(Collected data entries)
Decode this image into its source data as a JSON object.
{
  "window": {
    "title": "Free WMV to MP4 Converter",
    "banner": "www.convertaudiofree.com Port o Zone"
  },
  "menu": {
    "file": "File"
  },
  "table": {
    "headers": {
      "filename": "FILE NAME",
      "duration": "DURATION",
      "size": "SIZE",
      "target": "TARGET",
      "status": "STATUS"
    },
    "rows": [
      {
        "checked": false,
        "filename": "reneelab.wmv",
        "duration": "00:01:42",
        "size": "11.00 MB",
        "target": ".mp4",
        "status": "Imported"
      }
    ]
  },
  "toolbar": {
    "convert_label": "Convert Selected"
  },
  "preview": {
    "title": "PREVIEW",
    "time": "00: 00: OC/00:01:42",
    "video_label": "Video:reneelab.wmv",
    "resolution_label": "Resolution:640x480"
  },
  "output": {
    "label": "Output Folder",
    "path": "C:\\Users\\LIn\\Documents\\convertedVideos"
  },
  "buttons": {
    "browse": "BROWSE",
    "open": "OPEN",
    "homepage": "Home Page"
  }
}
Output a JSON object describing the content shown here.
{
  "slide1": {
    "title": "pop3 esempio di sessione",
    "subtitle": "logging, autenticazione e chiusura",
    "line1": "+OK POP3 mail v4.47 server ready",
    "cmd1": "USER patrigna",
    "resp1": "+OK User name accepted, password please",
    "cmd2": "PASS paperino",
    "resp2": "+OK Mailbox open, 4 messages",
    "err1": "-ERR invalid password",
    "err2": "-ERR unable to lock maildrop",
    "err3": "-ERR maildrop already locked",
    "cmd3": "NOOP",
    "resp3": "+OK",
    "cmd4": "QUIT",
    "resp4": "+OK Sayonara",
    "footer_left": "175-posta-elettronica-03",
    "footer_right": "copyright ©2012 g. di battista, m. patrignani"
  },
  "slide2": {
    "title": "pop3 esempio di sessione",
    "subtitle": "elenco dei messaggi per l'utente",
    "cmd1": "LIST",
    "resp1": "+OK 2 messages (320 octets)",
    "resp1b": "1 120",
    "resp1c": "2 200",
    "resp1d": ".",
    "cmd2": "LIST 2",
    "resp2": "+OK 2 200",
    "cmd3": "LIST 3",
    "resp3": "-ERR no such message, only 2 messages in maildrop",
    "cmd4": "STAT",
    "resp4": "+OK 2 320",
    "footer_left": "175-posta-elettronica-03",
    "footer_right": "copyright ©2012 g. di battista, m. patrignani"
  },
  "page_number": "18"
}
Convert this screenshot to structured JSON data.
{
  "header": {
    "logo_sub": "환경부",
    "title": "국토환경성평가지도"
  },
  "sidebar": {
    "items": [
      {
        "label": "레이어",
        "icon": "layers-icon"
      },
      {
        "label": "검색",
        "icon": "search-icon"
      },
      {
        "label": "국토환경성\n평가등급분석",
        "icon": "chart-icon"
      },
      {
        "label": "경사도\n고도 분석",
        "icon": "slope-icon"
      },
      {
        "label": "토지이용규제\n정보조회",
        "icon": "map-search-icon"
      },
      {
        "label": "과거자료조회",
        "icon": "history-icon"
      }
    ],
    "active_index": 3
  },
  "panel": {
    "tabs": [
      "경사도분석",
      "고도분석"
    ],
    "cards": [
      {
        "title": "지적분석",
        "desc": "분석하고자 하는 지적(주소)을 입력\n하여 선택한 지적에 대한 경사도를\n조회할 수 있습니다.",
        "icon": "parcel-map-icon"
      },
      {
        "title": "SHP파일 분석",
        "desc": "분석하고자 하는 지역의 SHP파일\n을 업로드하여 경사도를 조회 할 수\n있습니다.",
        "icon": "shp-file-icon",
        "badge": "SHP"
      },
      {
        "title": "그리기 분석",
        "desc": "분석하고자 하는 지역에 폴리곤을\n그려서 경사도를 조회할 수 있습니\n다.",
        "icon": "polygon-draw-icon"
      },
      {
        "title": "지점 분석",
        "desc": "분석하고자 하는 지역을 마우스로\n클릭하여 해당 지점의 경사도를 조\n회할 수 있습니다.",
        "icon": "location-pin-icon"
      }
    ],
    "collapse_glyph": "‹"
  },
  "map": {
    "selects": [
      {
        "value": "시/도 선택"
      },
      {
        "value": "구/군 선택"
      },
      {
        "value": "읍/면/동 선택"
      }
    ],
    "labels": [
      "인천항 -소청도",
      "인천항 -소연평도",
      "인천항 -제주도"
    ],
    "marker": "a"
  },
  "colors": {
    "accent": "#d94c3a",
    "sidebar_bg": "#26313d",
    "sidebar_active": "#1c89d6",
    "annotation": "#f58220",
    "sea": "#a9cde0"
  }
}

• Problem requirements
Each record above should be repeated exactly as it appears.

• Response
Decode this image into its source data as a JSON object.
{
  "window": {
    "title": "Free WMV to MP4 Converter",
    "banner": "www.convertaudiofree.com Port o Zone"
  },
  "menu": {
    "file": "File"
  },
  "table": {
    "headers": {
      "filename": "FILE NAME",
      "duration": "DURATION",
      "size": "SIZE",
      "target": "TARGET",
      "status": "STATUS"
    },
    "rows": [
      {
        "checked": false,
        "filename": "reneelab.wmv",
        "duration": "00:01:42",
        "size": "11.00 MB",
        "target": ".mp4",
        "status": "Imported"
      }
    ]
  },
  "toolbar": {
    "convert_label": "Convert Selected"
  },
  "preview": {
    "title": "PREVIEW",
    "time": "00: 00: OC/00:01:42",
    "video_label": "Video:reneelab.wmv",
    "resolution_label": "Resolution:640x480"
  },
  "output": {
    "label": "Output Folder",
    "path": "C:\\Users\\LIn\\Documents\\convertedVideos"
  },
  "buttons": {
    "browse": "BROWSE",
    "open": "OPEN",
    "homepage": "Home Page"
  }
}
Output a JSON object describing the content shown here.
{
  "slide1": {
    "title": "pop3 esempio di sessione",
    "subtitle": "logging, autenticazione e chiusura",
    "line1": "+OK POP3 mail v4.47 server ready",
    "cmd1": "USER patrigna",
    "resp1": "+OK User name accepted, password please",
    "cmd2": "PASS paperino",
    "resp2": "+OK Mailbox open, 4 messages",
    "err1": "-ERR invalid password",
    "err2": "-ERR unable to lock maildrop",
    "err3": "-ERR maildrop already locked",
    "cmd3": "NOOP",
    "resp3": "+OK",
    "cmd4": "QUIT",
    "resp4": "+OK Sayonara",
    "footer_left": "175-posta-elettronica-03",
    "footer_right": "copyright ©2012 g. di battista, m. patrignani"
  },
  "slide2": {
    "title": "pop3 esempio di sessione",
    "subtitle": "elenco dei messaggi per l'utente",
    "cmd1": "LIST",
    "resp1": "+OK 2 messages (320 octets)",
    "resp1b": "1 120",
    "resp1c": "2 200",
    "resp1d": ".",
    "cmd2": "LIST 2",
    "resp2": "+OK 2 200",
    "cmd3": "LIST 3",
    "resp3": "-ERR no such message, only 2 messages in maildrop",
    "cmd4": "STAT",
    "resp4": "+OK 2 320",
    "footer_left": "175-posta-elettronica-03",
    "footer_right": "copyright ©2012 g. di battista, m. patrignani"
  },
  "page_number": "18"
}
Convert this screenshot to structured JSON data.
{
  "header": {
    "logo_sub": "환경부",
    "title": "국토환경성평가지도"
  },
  "sidebar": {
    "items": [
      {
        "label": "레이어",
        "icon": "layers-icon"
      },
      {
        "label": "검색",
        "icon": "search-icon"
      },
      {
        "label": "국토환경성\n평가등급분석",
        "icon": "chart-icon"
      },
      {
        "label": "경사도\n고도 분석",
        "icon": "slope-icon"
      },
      {
        "label": "토지이용규제\n정보조회",
        "icon": "map-search-icon"
      },
      {
        "label": "과거자료조회",
        "icon": "history-icon"
      }
    ],
    "active_index": 3
  },
  "panel": {
    "tabs": [
      "경사도분석",
      "고도분석"
    ],
    "cards": [
      {
        "title": "지적분석",
        "desc": "분석하고자 하는 지적(주소)을 입력\n하여 선택한 지적에 대한 경사도를\n조회할 수 있습니다.",
        "icon": "parcel-map-icon"
      },
      {
        "title": "SHP파일 분석",
        "desc": "분석하고자 하는 지역의 SHP파일\n을 업로드하여 경사도를 조회 할 수\n있습니다.",
        "icon": "shp-file-icon",
        "badge": "SHP"
      },
      {
        "title": "그리기 분석",
        "desc": "분석하고자 하는 지역에 폴리곤을\n그려서 경사도를 조회할 수 있습니\n다.",
        "icon": "polygon-draw-icon"
      },
      {
        "title": "지점 분석",
        "desc": "분석하고자 하는 지역을 마우스로\n클릭하여 해당 지점의 경사도를 조\n회할 수 있습니다.",
        "icon": "location-pin-icon"
      }
    ],
    "collapse_glyph": "‹"
  },
  "map": {
    "selects": [
      {
        "value": "시/도 선택"
      },
      {
        "value": "구/군 선택"
      },
      {
        "value": "읍/면/동 선택"
      }
    ],
    "labels": [
      "인천항 -소청도",
      "인천항 -소연평도",
      "인천항 -제주도"
    ],
    "marker": "a"
  },
  "colors": {
    "accent": "#d94c3a",
    "sidebar_bg": "#26313d",
    "sidebar_active": "#1c89d6",
    "annotation": "#f58220",
    "sea": "#a9cde0"
  }
}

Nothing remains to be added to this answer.